● **TASK TO CARRY OUT**
Identify each line holding the string "aircraft" and copy it.

● **EXTRACTED INFORMATION**

%%

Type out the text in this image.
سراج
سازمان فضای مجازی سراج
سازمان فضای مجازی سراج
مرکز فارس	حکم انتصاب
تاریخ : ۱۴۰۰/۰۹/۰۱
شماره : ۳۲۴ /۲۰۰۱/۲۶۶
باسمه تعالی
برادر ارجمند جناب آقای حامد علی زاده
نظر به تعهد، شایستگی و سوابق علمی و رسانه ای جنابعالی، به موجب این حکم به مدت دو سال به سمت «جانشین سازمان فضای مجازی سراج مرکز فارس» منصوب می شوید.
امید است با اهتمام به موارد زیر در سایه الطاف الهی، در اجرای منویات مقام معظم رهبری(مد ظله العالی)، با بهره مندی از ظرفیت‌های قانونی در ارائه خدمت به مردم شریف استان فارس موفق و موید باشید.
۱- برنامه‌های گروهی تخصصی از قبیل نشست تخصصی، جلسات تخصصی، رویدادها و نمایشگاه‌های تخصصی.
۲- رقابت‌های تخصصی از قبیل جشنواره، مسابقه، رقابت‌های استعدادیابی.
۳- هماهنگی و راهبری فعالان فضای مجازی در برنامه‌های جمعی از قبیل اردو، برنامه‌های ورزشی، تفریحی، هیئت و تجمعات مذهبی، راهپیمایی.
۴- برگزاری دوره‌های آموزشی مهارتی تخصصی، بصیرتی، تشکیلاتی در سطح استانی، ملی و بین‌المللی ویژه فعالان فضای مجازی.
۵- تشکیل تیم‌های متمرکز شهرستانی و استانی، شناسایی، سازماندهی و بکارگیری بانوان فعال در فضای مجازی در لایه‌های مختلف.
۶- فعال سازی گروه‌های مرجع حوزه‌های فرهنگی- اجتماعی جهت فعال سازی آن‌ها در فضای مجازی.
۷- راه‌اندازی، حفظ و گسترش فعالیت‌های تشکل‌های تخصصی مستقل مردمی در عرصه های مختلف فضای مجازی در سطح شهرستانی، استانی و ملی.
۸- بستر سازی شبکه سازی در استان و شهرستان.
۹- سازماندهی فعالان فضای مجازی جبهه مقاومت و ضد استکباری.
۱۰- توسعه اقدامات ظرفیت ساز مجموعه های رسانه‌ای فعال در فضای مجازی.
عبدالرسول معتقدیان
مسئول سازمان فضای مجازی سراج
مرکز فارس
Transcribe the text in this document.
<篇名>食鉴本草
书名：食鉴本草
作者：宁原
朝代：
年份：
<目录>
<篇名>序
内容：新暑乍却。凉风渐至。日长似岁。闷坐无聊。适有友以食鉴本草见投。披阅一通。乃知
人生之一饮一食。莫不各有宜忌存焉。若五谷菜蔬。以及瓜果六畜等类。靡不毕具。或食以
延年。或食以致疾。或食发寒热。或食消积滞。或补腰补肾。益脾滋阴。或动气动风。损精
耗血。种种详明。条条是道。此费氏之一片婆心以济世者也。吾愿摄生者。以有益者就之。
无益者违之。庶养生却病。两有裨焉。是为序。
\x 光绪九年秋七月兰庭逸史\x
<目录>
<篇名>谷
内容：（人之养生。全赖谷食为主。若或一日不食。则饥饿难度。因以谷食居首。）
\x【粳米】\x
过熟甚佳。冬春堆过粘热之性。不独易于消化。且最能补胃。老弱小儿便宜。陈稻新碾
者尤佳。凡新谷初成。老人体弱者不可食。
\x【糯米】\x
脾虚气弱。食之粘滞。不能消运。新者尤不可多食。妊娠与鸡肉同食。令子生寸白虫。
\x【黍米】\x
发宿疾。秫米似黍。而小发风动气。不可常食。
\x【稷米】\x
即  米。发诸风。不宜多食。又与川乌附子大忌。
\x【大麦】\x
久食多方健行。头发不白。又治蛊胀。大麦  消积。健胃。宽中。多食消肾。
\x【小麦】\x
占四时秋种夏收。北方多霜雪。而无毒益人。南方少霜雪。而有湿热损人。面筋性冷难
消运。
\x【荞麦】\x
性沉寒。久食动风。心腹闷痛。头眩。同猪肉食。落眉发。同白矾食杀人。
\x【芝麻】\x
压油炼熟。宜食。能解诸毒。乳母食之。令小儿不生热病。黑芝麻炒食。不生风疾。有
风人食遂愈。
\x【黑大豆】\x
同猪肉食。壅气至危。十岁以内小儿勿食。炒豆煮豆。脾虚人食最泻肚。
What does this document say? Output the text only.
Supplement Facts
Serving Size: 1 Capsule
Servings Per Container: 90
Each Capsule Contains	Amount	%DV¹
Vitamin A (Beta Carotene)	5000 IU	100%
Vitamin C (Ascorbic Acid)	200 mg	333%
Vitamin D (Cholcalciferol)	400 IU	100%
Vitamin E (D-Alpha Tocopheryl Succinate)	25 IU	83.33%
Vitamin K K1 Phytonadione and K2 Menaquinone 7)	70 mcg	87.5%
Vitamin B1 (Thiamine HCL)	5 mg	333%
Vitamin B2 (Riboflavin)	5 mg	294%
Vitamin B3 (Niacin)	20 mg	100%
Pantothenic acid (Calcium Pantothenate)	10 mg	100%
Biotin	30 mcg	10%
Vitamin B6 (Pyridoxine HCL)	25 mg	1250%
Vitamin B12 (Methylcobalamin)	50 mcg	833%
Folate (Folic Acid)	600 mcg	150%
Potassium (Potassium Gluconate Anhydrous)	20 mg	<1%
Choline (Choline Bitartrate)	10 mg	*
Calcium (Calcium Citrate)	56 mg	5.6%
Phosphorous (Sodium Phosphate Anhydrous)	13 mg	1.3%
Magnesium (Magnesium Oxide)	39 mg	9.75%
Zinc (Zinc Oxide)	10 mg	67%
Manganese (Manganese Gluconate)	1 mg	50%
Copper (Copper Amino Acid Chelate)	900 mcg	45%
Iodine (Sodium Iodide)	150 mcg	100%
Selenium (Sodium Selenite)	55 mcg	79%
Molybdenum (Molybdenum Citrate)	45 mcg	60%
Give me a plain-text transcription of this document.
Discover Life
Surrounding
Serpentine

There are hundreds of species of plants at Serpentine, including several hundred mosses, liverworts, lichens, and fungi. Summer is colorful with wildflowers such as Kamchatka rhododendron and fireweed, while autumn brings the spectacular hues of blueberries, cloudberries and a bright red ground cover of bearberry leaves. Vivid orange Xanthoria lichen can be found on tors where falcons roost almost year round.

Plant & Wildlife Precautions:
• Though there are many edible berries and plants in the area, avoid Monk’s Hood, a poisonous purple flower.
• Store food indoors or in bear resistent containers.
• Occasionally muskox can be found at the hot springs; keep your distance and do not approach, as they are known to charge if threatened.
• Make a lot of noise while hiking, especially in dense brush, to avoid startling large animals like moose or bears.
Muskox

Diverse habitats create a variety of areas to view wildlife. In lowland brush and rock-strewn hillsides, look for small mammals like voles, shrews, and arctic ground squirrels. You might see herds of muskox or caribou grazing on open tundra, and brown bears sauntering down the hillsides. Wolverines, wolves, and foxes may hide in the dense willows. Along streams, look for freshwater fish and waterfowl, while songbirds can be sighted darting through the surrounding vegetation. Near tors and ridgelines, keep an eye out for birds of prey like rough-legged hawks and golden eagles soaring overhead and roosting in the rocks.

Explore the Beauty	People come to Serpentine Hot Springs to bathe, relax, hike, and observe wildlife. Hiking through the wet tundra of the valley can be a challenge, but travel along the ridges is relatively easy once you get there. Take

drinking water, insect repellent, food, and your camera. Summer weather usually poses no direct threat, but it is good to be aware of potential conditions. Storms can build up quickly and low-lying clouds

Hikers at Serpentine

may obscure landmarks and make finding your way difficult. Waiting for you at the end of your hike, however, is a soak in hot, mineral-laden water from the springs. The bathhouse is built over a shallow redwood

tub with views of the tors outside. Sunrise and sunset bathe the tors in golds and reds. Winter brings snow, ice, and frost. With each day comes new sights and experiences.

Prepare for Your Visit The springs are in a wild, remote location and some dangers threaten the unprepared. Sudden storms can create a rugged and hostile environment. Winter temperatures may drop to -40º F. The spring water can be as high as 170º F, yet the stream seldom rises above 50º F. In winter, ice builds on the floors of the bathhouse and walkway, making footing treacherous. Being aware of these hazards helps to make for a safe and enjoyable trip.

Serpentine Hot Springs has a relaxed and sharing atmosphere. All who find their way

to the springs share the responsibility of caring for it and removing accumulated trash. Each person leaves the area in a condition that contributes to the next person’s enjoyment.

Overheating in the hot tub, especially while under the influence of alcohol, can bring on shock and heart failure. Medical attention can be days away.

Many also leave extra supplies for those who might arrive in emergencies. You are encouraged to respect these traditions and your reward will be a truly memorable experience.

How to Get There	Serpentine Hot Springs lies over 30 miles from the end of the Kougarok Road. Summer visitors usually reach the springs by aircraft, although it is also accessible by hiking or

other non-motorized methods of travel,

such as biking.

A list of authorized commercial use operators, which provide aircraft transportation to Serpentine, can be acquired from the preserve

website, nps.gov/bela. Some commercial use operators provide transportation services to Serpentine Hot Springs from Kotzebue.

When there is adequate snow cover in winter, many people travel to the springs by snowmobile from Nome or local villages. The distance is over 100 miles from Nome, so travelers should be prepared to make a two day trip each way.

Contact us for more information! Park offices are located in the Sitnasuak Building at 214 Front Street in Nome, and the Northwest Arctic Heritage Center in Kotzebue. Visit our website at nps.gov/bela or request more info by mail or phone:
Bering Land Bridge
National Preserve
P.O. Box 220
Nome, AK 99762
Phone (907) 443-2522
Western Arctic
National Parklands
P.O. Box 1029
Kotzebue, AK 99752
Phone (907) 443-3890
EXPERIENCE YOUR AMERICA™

%%

● **TASK OUTPUT**
How to Get There	Serpentine Hot Springs lies over 30 miles from the end of the Kougarok Road. Summer visitors usually reach the springs by aircraft, although it is also accessible by hiking or
A list of authorized commercial use operators, which provide aircraft transportation to Serpentine, can be acquired from the preserve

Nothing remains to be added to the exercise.